Brano citato -
■ ■ ■ ■ ■

Mi permetto ricordarti che grazie all’autoliberazione del Sud, dimenticata da tutti, iniziata a Bari il 9 settembre 1943 sotto la guida del Gen. Bellomo e finita con le Quattro Giornate di Napoli, si poté ricostituire lo Stato italiano libero, democratico del Sud e evitare, a guerra finita, come invece è avvenuto in Austria e in Germania, l’occupazione delle quattro potenze vincitrici della guerra e successivamente riuscendo ad ottenere il diritto di essere ammessi all’ONU.

Mi permetto scriverti perché in occasione del 70° anniversario della Liberazione (ne ha già scritto il 15 agosto su Repubblica Eugenio Scalfari) non passi sotto silenzio, come accade attualmente per il Risorgimento, questo grande evento storico della autoliberazione del Sud, ricco di stragi, che evitò la deportazione di militari ed ebrei e antifascisti, cosa che avvenne invece nel nord.

■ ■ ■ ■ ■

Elenco dei dati -
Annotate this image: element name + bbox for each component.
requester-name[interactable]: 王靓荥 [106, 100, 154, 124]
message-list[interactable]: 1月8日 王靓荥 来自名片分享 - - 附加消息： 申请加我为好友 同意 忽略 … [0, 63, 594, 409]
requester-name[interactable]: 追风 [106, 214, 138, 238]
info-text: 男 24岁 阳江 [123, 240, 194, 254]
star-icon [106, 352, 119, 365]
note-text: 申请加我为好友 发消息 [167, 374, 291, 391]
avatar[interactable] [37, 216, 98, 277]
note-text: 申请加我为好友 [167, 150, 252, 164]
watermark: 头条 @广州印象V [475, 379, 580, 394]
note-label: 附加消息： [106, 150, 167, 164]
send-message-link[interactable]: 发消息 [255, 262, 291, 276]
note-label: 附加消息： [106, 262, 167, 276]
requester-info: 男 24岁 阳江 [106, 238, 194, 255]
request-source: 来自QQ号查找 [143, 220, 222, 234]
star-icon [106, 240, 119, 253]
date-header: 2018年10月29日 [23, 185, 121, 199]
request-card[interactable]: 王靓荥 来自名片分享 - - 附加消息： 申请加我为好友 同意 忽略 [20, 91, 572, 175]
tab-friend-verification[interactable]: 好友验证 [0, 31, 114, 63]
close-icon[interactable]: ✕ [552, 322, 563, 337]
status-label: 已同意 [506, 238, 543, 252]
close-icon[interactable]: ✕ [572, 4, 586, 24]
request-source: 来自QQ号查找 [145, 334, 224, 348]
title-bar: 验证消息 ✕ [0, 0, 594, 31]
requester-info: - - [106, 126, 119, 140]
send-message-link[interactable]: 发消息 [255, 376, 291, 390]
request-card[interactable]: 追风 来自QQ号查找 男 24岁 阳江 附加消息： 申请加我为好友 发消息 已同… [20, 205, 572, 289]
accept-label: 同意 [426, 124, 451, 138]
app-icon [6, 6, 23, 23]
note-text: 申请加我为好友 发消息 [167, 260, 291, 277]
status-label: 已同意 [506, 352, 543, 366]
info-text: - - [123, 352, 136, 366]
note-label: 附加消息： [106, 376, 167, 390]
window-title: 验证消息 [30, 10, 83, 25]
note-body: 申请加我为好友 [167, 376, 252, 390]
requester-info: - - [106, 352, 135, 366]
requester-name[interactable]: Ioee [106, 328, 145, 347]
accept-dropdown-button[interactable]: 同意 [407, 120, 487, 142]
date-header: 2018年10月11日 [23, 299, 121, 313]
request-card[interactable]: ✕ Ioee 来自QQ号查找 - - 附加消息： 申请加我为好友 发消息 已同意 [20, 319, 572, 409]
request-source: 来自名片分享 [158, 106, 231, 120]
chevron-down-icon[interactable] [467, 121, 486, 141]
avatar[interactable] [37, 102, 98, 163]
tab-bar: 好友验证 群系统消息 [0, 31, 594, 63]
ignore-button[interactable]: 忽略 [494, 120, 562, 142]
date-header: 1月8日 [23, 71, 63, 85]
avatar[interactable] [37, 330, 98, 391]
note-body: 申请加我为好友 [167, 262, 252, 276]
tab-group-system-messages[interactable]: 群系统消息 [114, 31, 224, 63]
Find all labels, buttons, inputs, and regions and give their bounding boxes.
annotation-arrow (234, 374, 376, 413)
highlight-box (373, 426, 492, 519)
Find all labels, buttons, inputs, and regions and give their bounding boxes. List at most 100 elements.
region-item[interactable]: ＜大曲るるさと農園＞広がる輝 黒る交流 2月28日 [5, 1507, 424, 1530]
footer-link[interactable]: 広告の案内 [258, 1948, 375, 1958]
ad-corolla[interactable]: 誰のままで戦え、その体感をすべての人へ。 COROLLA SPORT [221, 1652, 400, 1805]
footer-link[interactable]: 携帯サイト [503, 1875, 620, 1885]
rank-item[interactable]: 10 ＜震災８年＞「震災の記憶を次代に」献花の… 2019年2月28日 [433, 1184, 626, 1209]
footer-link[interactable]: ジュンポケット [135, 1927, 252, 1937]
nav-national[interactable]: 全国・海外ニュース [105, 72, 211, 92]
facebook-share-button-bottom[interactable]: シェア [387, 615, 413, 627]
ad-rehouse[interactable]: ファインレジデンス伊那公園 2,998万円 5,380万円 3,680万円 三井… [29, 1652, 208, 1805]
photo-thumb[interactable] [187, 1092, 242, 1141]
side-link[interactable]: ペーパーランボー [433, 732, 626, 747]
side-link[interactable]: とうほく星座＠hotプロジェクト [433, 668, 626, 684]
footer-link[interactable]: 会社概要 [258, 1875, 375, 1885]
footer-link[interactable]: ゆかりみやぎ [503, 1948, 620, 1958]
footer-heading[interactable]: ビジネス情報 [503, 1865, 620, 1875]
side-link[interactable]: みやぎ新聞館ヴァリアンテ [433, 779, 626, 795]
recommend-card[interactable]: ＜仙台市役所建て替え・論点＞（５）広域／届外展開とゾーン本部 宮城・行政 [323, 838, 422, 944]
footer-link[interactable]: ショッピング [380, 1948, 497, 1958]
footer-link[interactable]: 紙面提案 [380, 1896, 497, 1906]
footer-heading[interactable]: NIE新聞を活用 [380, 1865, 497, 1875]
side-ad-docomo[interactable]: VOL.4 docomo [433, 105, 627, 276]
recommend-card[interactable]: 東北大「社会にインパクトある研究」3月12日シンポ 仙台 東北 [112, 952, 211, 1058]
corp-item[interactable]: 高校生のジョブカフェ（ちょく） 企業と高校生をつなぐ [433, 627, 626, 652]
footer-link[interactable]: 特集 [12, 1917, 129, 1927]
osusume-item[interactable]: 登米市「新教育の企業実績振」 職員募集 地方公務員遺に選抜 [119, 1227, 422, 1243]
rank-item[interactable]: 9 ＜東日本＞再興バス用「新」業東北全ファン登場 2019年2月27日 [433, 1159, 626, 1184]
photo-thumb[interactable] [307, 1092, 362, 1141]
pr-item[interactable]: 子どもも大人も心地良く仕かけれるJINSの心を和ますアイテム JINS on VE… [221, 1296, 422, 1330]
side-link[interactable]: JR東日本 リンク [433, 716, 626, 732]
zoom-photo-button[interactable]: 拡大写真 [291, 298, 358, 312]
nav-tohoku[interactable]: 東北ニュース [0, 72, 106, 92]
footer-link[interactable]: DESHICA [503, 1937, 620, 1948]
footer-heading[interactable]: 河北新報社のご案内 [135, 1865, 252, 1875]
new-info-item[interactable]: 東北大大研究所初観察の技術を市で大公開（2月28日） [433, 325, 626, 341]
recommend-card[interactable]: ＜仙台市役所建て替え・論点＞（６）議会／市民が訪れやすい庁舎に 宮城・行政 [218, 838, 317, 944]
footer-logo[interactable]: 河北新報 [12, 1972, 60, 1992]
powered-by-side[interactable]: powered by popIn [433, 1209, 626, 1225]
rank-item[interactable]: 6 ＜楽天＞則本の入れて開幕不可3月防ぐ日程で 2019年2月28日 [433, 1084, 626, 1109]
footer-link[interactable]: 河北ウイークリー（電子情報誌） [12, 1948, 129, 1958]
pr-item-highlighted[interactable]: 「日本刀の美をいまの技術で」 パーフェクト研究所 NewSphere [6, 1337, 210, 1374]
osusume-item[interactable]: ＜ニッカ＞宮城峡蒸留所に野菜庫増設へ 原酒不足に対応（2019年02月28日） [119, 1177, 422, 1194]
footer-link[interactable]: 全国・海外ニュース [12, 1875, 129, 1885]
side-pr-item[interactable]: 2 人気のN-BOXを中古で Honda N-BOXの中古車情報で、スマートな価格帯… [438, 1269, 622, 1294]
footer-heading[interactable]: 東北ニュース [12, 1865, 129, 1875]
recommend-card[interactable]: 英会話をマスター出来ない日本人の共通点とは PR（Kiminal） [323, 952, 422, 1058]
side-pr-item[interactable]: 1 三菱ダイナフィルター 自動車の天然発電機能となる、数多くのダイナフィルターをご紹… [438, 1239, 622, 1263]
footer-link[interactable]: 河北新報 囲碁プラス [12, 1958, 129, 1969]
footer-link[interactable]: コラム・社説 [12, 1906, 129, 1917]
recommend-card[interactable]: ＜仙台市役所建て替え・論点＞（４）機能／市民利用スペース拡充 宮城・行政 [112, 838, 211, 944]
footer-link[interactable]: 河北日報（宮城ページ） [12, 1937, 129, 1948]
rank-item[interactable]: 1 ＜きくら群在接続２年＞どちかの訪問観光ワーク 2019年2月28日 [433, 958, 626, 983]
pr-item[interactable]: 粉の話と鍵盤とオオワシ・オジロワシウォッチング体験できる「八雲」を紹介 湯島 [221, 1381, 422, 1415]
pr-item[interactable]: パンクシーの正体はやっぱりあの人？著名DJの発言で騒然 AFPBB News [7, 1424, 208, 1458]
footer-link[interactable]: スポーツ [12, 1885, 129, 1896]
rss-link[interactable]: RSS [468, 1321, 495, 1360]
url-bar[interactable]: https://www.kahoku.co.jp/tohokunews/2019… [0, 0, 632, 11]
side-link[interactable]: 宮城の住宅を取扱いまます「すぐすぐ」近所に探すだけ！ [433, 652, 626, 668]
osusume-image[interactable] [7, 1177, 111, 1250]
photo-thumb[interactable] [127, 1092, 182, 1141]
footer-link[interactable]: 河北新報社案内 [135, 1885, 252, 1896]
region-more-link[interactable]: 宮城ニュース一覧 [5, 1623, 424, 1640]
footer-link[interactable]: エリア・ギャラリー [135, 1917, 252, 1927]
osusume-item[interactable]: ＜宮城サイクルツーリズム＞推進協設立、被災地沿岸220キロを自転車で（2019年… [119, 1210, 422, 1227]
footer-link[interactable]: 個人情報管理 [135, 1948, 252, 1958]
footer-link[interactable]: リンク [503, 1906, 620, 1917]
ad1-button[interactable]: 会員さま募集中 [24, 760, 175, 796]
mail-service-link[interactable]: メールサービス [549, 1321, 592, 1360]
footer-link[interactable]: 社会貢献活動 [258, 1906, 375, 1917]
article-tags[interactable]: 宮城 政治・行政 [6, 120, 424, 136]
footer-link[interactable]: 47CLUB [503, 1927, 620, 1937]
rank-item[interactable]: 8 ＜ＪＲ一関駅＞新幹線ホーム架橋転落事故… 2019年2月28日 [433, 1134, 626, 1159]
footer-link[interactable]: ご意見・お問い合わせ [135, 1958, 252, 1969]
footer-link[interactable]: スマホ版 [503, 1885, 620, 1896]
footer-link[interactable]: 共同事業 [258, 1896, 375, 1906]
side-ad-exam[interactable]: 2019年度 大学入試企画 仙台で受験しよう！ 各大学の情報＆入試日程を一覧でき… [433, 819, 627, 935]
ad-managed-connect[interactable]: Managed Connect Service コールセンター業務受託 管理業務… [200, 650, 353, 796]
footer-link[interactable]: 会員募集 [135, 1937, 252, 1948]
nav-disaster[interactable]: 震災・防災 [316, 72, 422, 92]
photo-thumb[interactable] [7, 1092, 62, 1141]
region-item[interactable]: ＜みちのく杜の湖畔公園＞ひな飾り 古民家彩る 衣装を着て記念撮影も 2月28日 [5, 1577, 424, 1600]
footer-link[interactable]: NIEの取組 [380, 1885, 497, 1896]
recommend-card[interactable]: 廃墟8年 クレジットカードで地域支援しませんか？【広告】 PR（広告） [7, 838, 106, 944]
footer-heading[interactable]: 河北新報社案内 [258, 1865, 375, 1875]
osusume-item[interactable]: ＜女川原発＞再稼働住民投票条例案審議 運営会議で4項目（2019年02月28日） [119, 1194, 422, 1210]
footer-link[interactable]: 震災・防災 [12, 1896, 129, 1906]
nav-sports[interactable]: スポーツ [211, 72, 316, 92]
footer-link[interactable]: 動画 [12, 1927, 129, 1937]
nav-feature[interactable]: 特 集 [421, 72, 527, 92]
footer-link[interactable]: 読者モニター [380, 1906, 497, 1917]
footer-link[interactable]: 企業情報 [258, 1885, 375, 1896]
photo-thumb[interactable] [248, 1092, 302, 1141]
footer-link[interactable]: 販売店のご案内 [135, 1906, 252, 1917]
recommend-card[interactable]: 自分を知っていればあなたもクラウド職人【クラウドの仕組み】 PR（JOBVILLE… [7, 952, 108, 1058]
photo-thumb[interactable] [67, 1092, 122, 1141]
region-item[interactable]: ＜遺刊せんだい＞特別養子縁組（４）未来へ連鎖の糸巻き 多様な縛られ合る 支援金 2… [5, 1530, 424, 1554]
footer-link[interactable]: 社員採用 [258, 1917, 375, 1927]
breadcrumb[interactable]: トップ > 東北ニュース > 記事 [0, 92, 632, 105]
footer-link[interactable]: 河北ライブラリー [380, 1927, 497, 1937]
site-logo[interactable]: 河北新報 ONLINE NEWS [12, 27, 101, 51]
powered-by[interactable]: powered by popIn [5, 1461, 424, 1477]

■ ■ ■ ■ ■

Requisiti dell'esercizio -
[A] Elenca le categorie di persone di cui, secondo il brano sull'autoliberazione del Sud, fu evitata la deportazione.
[B] Estrai dal brano sull'autoliberazione del Sud il testo che va da "Mi permetto ricordarti" fino a "essere ammessi all’ONU." incluso.
[C] Scrivi il seguito del brano sull'autoliberazione del Sud, riprendendo dopo la sua ultima frase.
I record non hanno alcun legame con il brano.

Soluzioni -
[A] militari, ebrei, antifascisti

[B]
Mi permetto ricordarti che grazie all’autoliberazione del Sud, dimenticata da tutti, iniziata a Bari il 9 settembre 1943 sotto la guida del Gen. Bellomo e finita con le Quattro Giornate di Napoli, si poté ricostituire lo Stato italiano libero, democratico del Sud e evitare, a guerra finita, come invece è avvenuto in Austria e in Germania, l’occupazione delle quattro potenze vincitrici della guerra e successivamente riuscendo ad ottenere il diritto di essere ammessi all’ONU.

[C]
Sono a tua disposizione per fornirti materiale storico e documenti sull’Autoliberazione di Bari e puoi anche rivolgerti al Prof. Vitantonio Leuzzi, via Alcide De Gasperi 300 – Bari presidente dell’Istituto regionale di Storia contemporanea antifascista.

Faccio presente che il 28 luglio 1943 a Bari avvenne la prima strage di Stato sotto la sede della Federazione del PNF, fatta dal Regio esercito italiano e dai funzionari fascisti della federazione stessa.

In occasione del 70° anniversario della liberazione e i continui rigurgiti razzisti e neo fascisti il nostro compito, finché viviamo, come fanno gli ebrei, con occhi limpidi, essere testimoni per far guardare, commemorare, quanto nel secolo passato accadde, quando il popolo ignaro e privo di conoscenza storica, si fece travolgere. Solo conoscendo quanto accadde in quel secolo, che pur è stato fecondo di successi scientifici, possiamo costruire un umano futuro e avremmo pace sicura, ricca di benessere e libertà.

E’ nostro compito, distinguere, con assoluta chiarezza: chi ha lottato per ridare al mondo libertà, benessere, democrazia, giustizia sociale, e chi invece per denaro, megalomania collaborò con i criminali fascisti, per far trionfare la morte, la guerra, l’inciviltà.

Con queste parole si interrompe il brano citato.